• [AIM] Collect all lines below with the string "from".

• [DATA PROVIDED]

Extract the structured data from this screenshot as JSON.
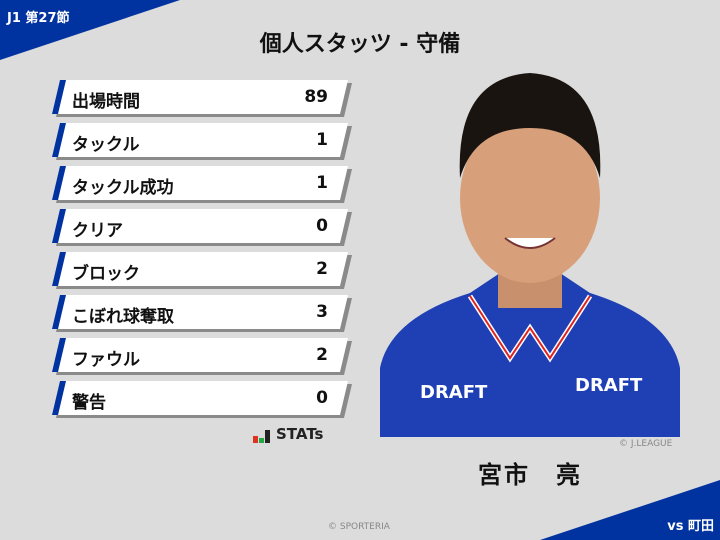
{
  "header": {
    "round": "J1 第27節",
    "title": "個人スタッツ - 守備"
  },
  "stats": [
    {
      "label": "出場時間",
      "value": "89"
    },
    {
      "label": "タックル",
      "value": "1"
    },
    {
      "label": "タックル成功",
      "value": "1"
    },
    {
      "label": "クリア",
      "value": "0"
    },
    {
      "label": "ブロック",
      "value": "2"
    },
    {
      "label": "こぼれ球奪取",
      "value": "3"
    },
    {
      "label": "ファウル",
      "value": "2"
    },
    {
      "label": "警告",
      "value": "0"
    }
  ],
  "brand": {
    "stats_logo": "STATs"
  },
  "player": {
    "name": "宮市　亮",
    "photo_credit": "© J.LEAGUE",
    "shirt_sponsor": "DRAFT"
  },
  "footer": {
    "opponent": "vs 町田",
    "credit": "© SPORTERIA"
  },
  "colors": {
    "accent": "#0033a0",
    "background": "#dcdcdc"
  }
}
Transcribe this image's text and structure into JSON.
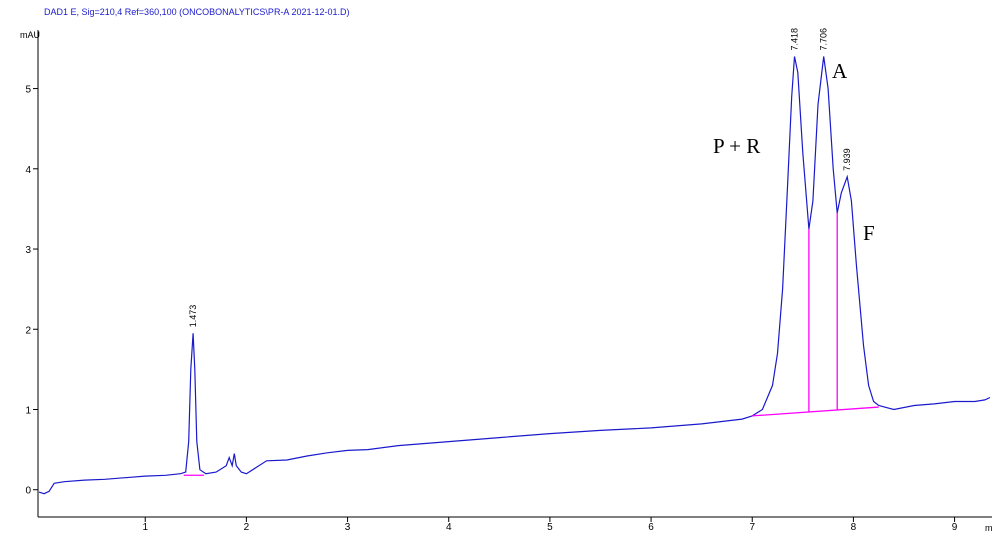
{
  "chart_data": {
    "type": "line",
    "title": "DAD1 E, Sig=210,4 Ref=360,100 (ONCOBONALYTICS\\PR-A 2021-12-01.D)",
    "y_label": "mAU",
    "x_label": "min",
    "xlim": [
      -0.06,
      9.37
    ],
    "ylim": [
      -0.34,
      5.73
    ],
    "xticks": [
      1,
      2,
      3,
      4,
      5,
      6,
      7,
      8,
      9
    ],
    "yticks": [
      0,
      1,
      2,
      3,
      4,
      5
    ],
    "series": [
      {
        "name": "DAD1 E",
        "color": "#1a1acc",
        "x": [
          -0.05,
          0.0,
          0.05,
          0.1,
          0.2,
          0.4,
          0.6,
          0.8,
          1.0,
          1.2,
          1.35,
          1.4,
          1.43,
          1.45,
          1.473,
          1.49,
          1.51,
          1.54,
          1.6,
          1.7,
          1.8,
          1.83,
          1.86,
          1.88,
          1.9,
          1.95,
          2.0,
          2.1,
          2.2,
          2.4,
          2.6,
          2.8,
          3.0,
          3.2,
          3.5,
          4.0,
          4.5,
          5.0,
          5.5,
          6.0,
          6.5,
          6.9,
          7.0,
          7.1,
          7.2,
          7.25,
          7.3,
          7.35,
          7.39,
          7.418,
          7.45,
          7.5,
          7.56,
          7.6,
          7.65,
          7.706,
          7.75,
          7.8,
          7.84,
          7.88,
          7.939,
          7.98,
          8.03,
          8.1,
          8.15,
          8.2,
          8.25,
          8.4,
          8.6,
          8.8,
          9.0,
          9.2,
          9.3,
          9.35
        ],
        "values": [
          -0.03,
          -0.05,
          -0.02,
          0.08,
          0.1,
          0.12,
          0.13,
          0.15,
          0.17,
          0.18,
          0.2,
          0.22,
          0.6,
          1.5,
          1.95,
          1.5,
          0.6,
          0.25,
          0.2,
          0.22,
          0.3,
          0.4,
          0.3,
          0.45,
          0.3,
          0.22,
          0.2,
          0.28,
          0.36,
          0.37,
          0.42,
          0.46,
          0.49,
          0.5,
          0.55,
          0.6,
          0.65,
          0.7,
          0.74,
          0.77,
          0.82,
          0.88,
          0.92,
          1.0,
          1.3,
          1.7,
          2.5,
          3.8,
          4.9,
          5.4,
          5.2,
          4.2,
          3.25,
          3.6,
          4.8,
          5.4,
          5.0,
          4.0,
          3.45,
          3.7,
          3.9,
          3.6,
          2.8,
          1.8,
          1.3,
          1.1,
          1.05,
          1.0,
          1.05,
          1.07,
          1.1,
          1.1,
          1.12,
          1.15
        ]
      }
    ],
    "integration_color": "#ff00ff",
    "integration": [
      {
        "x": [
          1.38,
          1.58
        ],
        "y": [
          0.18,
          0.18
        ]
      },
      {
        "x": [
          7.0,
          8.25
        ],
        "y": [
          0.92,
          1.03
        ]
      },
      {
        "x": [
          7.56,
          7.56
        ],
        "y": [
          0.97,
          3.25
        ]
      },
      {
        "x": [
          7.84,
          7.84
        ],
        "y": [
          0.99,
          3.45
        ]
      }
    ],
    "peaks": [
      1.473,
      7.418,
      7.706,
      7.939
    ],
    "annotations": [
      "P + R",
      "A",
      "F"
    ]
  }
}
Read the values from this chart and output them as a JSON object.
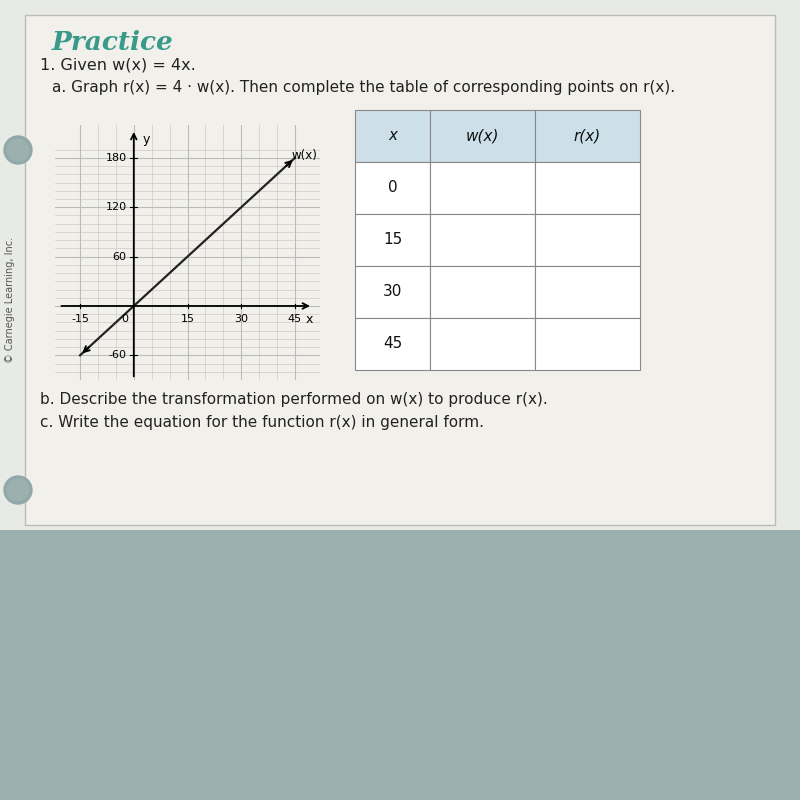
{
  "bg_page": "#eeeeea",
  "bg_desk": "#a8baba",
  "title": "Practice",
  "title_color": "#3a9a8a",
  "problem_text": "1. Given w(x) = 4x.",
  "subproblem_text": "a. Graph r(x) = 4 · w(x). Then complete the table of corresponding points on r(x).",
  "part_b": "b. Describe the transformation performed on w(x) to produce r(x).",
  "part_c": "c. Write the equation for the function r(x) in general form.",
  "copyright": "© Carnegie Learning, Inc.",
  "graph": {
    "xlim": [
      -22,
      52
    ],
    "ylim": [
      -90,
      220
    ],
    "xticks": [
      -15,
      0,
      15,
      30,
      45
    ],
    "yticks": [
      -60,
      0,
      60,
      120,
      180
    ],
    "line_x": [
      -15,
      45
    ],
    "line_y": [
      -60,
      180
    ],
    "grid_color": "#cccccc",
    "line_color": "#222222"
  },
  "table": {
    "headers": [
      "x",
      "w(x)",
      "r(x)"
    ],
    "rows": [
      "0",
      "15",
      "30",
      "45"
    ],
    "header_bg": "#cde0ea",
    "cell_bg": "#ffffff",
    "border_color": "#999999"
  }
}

• [WRITTEN RESPONSE]
Extract the structured data from this screenshot as JSON.
Read the values from this chart and output them as a JSON object.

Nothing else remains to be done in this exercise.